What is required:
Reading down the listing below, count the lines where the word "this" shows up, then give only that count.

Material provided:
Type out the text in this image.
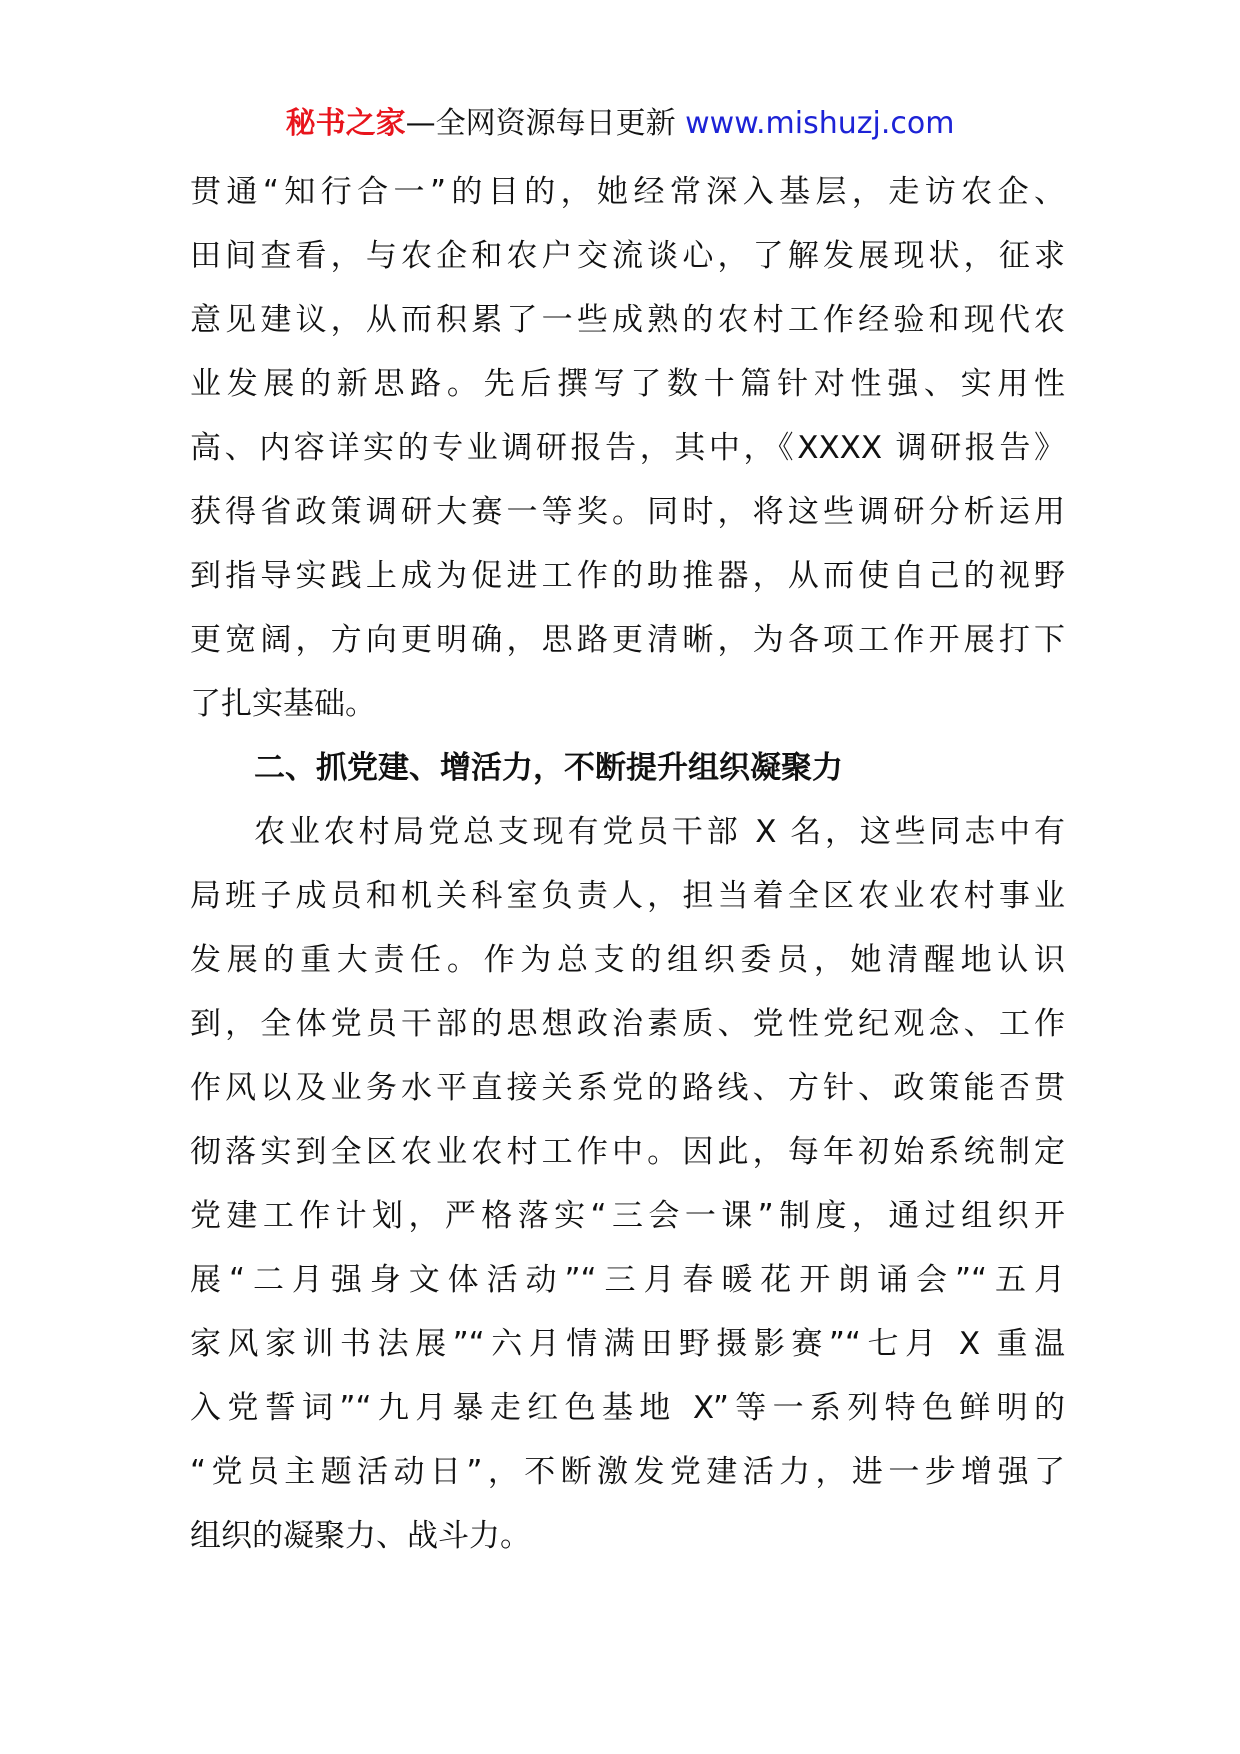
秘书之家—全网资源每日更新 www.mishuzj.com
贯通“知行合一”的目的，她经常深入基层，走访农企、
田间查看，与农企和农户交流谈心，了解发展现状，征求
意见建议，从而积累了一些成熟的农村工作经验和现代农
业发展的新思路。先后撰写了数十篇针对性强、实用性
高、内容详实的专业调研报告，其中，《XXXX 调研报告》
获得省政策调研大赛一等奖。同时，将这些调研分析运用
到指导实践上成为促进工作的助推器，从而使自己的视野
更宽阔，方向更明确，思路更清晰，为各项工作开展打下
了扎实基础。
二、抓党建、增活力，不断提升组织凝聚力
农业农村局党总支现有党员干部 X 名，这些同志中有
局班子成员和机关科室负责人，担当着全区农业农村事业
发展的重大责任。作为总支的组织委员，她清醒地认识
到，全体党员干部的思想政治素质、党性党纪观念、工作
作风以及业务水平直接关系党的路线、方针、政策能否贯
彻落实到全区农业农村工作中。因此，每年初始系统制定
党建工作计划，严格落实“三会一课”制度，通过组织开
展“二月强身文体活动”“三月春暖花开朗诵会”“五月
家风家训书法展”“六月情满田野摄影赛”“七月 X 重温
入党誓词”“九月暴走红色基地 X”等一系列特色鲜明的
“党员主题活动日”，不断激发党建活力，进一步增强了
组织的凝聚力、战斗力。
--
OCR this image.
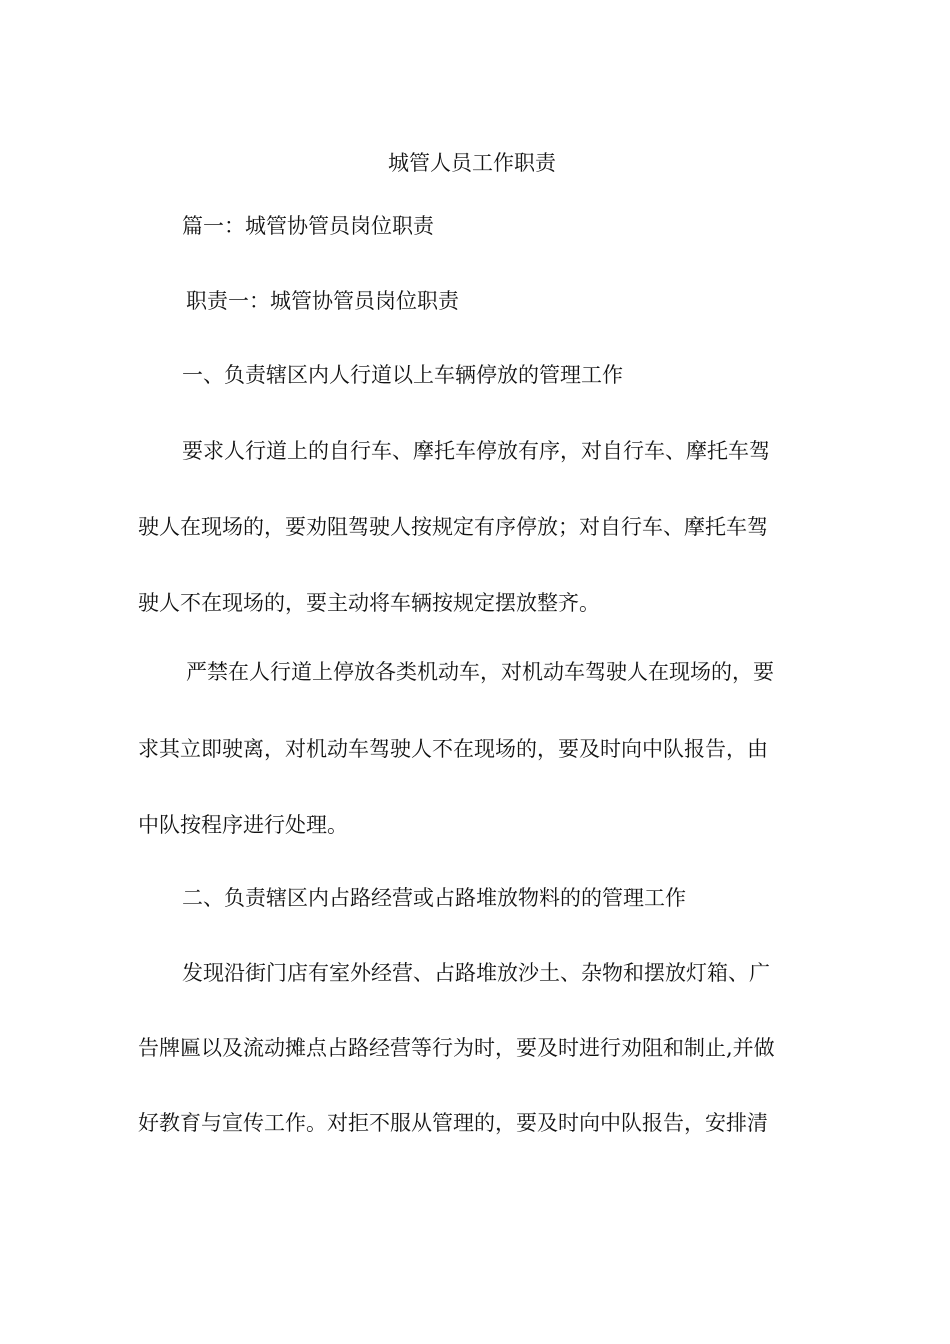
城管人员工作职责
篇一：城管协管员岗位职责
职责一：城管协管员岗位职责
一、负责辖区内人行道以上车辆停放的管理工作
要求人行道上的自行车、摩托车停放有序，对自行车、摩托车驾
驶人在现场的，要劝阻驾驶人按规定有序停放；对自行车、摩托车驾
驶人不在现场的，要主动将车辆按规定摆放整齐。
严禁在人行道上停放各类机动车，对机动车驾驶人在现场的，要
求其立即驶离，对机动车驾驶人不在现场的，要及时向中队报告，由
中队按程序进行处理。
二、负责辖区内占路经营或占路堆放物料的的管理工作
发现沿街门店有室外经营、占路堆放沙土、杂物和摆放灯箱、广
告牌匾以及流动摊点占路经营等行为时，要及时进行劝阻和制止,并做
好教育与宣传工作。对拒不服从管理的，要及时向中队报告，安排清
--
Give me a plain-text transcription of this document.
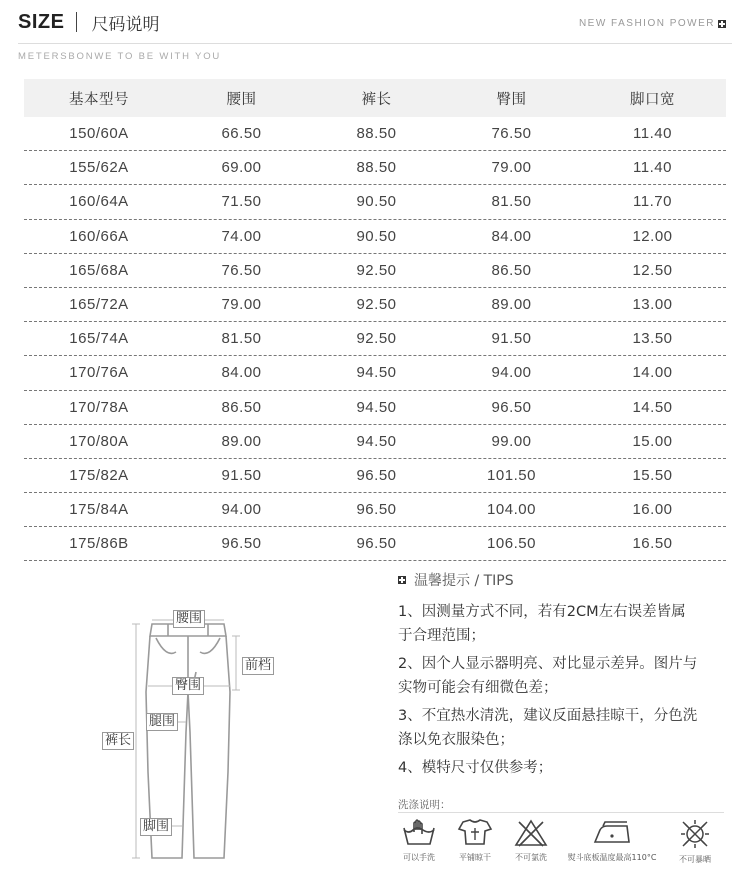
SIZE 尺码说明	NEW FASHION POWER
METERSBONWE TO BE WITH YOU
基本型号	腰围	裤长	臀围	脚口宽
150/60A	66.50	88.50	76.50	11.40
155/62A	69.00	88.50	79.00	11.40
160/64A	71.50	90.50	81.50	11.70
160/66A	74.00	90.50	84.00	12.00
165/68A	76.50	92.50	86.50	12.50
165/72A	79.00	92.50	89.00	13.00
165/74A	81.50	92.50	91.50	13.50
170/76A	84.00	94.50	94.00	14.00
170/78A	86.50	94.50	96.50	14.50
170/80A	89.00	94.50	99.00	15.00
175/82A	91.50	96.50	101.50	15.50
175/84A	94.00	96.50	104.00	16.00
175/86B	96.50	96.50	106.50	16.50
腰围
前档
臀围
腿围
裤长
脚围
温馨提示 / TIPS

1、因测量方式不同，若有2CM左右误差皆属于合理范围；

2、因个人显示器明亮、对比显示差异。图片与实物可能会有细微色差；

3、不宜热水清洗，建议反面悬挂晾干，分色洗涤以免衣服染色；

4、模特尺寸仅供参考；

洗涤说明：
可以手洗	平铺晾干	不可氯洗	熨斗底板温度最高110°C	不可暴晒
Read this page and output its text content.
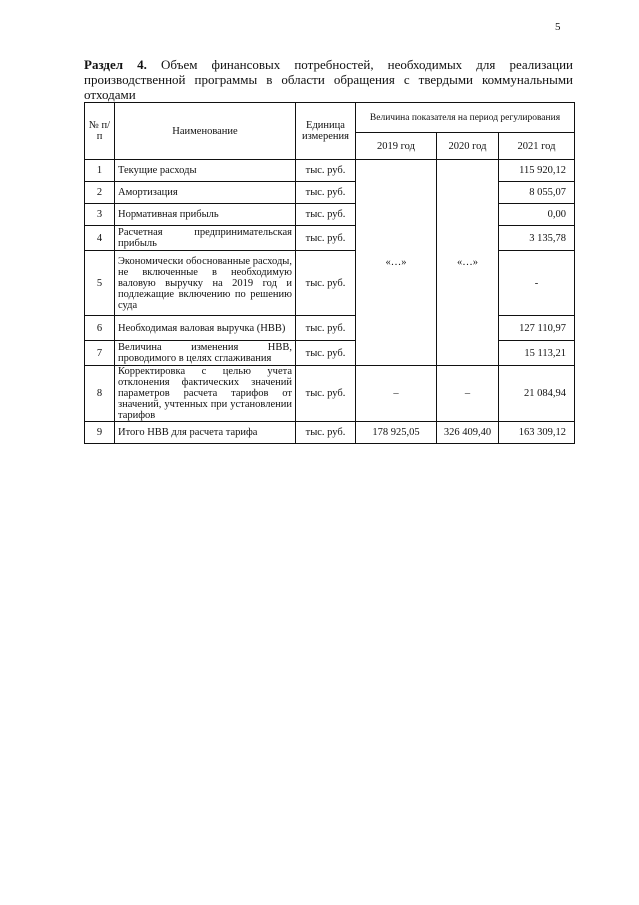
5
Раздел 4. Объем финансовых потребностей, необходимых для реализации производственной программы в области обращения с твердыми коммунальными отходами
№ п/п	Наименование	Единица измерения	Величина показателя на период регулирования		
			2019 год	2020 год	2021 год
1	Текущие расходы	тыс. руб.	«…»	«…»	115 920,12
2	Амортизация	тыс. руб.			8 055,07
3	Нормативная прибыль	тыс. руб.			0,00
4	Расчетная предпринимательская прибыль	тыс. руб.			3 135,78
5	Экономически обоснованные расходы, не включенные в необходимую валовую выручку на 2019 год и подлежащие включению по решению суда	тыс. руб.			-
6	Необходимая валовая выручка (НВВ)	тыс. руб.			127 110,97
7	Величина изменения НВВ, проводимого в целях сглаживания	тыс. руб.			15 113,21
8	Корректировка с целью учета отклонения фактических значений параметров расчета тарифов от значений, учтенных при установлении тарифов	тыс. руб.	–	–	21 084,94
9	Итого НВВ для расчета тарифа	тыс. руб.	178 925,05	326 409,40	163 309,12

Complete output:
4